··· Provided entries

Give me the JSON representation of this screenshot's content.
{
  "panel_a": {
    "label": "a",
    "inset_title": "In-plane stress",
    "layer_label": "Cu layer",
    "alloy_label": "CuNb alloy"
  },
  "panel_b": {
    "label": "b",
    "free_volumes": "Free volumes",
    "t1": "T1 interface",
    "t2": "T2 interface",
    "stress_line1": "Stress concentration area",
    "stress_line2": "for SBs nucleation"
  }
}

······

**Written instruction**
Print the material once more, exactly.

**Expected output**
Give me the JSON representation of this screenshot's content.
{
  "panel_a": {
    "label": "a",
    "inset_title": "In-plane stress",
    "layer_label": "Cu layer",
    "alloy_label": "CuNb alloy"
  },
  "panel_b": {
    "label": "b",
    "free_volumes": "Free volumes",
    "t1": "T1 interface",
    "t2": "T2 interface",
    "stress_line1": "Stress concentration area",
    "stress_line2": "for SBs nucleation"
  }
}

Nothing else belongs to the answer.